Figure data in JSON
⟨
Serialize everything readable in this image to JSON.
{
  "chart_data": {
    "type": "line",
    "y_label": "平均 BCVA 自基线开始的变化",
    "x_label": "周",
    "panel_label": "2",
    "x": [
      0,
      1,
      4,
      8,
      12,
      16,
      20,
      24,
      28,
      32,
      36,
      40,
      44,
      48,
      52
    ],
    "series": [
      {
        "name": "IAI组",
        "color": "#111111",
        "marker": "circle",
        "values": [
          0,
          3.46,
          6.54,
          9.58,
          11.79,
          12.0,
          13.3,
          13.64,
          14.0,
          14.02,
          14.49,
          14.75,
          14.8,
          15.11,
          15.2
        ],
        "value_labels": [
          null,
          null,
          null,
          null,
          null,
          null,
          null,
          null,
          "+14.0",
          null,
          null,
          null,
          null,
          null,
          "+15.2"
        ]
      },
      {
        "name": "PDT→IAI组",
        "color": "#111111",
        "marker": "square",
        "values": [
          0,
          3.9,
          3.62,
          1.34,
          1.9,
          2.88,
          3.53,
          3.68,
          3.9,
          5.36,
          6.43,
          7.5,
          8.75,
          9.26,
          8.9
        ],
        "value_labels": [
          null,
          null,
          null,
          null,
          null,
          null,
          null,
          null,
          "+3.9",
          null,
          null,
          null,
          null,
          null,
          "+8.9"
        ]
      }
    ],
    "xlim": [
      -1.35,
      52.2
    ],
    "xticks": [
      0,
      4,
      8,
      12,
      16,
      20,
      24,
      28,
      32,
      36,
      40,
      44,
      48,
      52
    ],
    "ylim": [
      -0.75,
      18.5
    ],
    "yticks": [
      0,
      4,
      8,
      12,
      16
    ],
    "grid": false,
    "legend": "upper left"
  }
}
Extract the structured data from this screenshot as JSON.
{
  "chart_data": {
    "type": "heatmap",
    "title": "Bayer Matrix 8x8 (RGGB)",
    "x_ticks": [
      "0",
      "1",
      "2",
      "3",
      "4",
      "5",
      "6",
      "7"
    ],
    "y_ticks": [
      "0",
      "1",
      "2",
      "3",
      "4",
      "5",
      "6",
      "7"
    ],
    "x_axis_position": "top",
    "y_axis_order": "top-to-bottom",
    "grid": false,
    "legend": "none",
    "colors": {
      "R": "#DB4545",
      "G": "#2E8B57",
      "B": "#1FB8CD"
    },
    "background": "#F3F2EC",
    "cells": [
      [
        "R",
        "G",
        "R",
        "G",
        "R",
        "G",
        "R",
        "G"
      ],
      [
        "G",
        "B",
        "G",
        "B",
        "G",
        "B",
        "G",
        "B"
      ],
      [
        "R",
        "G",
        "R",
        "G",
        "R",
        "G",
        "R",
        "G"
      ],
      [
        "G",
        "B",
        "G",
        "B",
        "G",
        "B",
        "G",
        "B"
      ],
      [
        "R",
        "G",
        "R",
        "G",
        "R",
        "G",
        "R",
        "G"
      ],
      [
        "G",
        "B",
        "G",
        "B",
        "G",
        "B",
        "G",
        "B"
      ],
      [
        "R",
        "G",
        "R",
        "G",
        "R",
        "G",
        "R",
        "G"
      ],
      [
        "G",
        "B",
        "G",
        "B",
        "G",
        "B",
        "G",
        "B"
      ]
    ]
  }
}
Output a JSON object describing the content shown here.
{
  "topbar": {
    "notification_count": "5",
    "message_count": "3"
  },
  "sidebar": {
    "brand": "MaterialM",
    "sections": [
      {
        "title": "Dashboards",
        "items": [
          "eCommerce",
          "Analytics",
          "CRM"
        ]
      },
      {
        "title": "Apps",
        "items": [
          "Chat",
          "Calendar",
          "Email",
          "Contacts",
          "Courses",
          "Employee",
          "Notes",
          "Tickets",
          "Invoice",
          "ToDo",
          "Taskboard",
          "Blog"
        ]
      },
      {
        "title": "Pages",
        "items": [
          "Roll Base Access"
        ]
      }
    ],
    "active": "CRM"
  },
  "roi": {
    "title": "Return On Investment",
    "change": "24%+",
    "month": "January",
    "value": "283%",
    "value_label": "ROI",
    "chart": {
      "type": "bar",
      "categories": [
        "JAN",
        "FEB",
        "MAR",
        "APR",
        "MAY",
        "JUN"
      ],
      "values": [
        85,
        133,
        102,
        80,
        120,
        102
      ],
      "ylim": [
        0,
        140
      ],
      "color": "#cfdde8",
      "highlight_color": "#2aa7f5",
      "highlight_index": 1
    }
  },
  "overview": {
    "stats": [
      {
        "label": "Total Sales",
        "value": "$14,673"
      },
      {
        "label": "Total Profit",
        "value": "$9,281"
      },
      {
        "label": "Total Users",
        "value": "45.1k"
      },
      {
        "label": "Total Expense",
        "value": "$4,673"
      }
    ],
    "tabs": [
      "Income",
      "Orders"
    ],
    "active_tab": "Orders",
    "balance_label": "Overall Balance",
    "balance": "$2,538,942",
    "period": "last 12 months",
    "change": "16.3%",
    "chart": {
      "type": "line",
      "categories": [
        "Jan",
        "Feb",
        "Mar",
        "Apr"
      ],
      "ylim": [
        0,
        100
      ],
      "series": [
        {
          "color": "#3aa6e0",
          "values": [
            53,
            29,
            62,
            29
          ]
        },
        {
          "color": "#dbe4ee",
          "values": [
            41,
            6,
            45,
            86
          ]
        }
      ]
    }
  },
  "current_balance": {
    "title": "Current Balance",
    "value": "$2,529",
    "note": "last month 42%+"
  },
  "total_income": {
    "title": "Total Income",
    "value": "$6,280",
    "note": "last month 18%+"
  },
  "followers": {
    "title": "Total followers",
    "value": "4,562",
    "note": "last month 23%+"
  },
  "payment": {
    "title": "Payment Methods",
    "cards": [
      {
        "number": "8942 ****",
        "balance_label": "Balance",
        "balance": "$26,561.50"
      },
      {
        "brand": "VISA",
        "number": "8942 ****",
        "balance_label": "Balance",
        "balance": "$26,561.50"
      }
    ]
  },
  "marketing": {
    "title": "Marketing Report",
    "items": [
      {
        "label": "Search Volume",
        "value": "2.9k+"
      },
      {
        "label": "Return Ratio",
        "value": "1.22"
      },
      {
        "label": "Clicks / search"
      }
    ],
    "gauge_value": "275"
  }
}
⟩
Problem details >> Reproduce the material above exactly; please quote every line of it.

Complete answer >>
Serialize everything readable in this image to JSON.
{
  "chart_data": {
    "type": "line",
    "y_label": "平均 BCVA 自基线开始的变化",
    "x_label": "周",
    "panel_label": "2",
    "x": [
      0,
      1,
      4,
      8,
      12,
      16,
      20,
      24,
      28,
      32,
      36,
      40,
      44,
      48,
      52
    ],
    "series": [
      {
        "name": "IAI组",
        "color": "#111111",
        "marker": "circle",
        "values": [
          0,
          3.46,
          6.54,
          9.58,
          11.79,
          12.0,
          13.3,
          13.64,
          14.0,
          14.02,
          14.49,
          14.75,
          14.8,
          15.11,
          15.2
        ],
        "value_labels": [
          null,
          null,
          null,
          null,
          null,
          null,
          null,
          null,
          "+14.0",
          null,
          null,
          null,
          null,
          null,
          "+15.2"
        ]
      },
      {
        "name": "PDT→IAI组",
        "color": "#111111",
        "marker": "square",
        "values": [
          0,
          3.9,
          3.62,
          1.34,
          1.9,
          2.88,
          3.53,
          3.68,
          3.9,
          5.36,
          6.43,
          7.5,
          8.75,
          9.26,
          8.9
        ],
        "value_labels": [
          null,
          null,
          null,
          null,
          null,
          null,
          null,
          null,
          "+3.9",
          null,
          null,
          null,
          null,
          null,
          "+8.9"
        ]
      }
    ],
    "xlim": [
      -1.35,
      52.2
    ],
    "xticks": [
      0,
      4,
      8,
      12,
      16,
      20,
      24,
      28,
      32,
      36,
      40,
      44,
      48,
      52
    ],
    "ylim": [
      -0.75,
      18.5
    ],
    "yticks": [
      0,
      4,
      8,
      12,
      16
    ],
    "grid": false,
    "legend": "upper left"
  }
}
Extract the structured data from this screenshot as JSON.
{
  "chart_data": {
    "type": "heatmap",
    "title": "Bayer Matrix 8x8 (RGGB)",
    "x_ticks": [
      "0",
      "1",
      "2",
      "3",
      "4",
      "5",
      "6",
      "7"
    ],
    "y_ticks": [
      "0",
      "1",
      "2",
      "3",
      "4",
      "5",
      "6",
      "7"
    ],
    "x_axis_position": "top",
    "y_axis_order": "top-to-bottom",
    "grid": false,
    "legend": "none",
    "colors": {
      "R": "#DB4545",
      "G": "#2E8B57",
      "B": "#1FB8CD"
    },
    "background": "#F3F2EC",
    "cells": [
      [
        "R",
        "G",
        "R",
        "G",
        "R",
        "G",
        "R",
        "G"
      ],
      [
        "G",
        "B",
        "G",
        "B",
        "G",
        "B",
        "G",
        "B"
      ],
      [
        "R",
        "G",
        "R",
        "G",
        "R",
        "G",
        "R",
        "G"
      ],
      [
        "G",
        "B",
        "G",
        "B",
        "G",
        "B",
        "G",
        "B"
      ],
      [
        "R",
        "G",
        "R",
        "G",
        "R",
        "G",
        "R",
        "G"
      ],
      [
        "G",
        "B",
        "G",
        "B",
        "G",
        "B",
        "G",
        "B"
      ],
      [
        "R",
        "G",
        "R",
        "G",
        "R",
        "G",
        "R",
        "G"
      ],
      [
        "G",
        "B",
        "G",
        "B",
        "G",
        "B",
        "G",
        "B"
      ]
    ]
  }
}
Output a JSON object describing the content shown here.
{
  "topbar": {
    "notification_count": "5",
    "message_count": "3"
  },
  "sidebar": {
    "brand": "MaterialM",
    "sections": [
      {
        "title": "Dashboards",
        "items": [
          "eCommerce",
          "Analytics",
          "CRM"
        ]
      },
      {
        "title": "Apps",
        "items": [
          "Chat",
          "Calendar",
          "Email",
          "Contacts",
          "Courses",
          "Employee",
          "Notes",
          "Tickets",
          "Invoice",
          "ToDo",
          "Taskboard",
          "Blog"
        ]
      },
      {
        "title": "Pages",
        "items": [
          "Roll Base Access"
        ]
      }
    ],
    "active": "CRM"
  },
  "roi": {
    "title": "Return On Investment",
    "change": "24%+",
    "month": "January",
    "value": "283%",
    "value_label": "ROI",
    "chart": {
      "type": "bar",
      "categories": [
        "JAN",
        "FEB",
        "MAR",
        "APR",
        "MAY",
        "JUN"
      ],
      "values": [
        85,
        133,
        102,
        80,
        120,
        102
      ],
      "ylim": [
        0,
        140
      ],
      "color": "#cfdde8",
      "highlight_color": "#2aa7f5",
      "highlight_index": 1
    }
  },
  "overview": {
    "stats": [
      {
        "label": "Total Sales",
        "value": "$14,673"
      },
      {
        "label": "Total Profit",
        "value": "$9,281"
      },
      {
        "label": "Total Users",
        "value": "45.1k"
      },
      {
        "label": "Total Expense",
        "value": "$4,673"
      }
    ],
    "tabs": [
      "Income",
      "Orders"
    ],
    "active_tab": "Orders",
    "balance_label": "Overall Balance",
    "balance": "$2,538,942",
    "period": "last 12 months",
    "change": "16.3%",
    "chart": {
      "type": "line",
      "categories": [
        "Jan",
        "Feb",
        "Mar",
        "Apr"
      ],
      "ylim": [
        0,
        100
      ],
      "series": [
        {
          "color": "#3aa6e0",
          "values": [
            53,
            29,
            62,
            29
          ]
        },
        {
          "color": "#dbe4ee",
          "values": [
            41,
            6,
            45,
            86
          ]
        }
      ]
    }
  },
  "current_balance": {
    "title": "Current Balance",
    "value": "$2,529",
    "note": "last month 42%+"
  },
  "total_income": {
    "title": "Total Income",
    "value": "$6,280",
    "note": "last month 18%+"
  },
  "followers": {
    "title": "Total followers",
    "value": "4,562",
    "note": "last month 23%+"
  },
  "payment": {
    "title": "Payment Methods",
    "cards": [
      {
        "number": "8942 ****",
        "balance_label": "Balance",
        "balance": "$26,561.50"
      },
      {
        "brand": "VISA",
        "number": "8942 ****",
        "balance_label": "Balance",
        "balance": "$26,561.50"
      }
    ]
  },
  "marketing": {
    "title": "Marketing Report",
    "items": [
      {
        "label": "Search Volume",
        "value": "2.9k+"
      },
      {
        "label": "Return Ratio",
        "value": "1.22"
      },
      {
        "label": "Clicks / search"
      }
    ],
    "gauge_value": "275"
  }
}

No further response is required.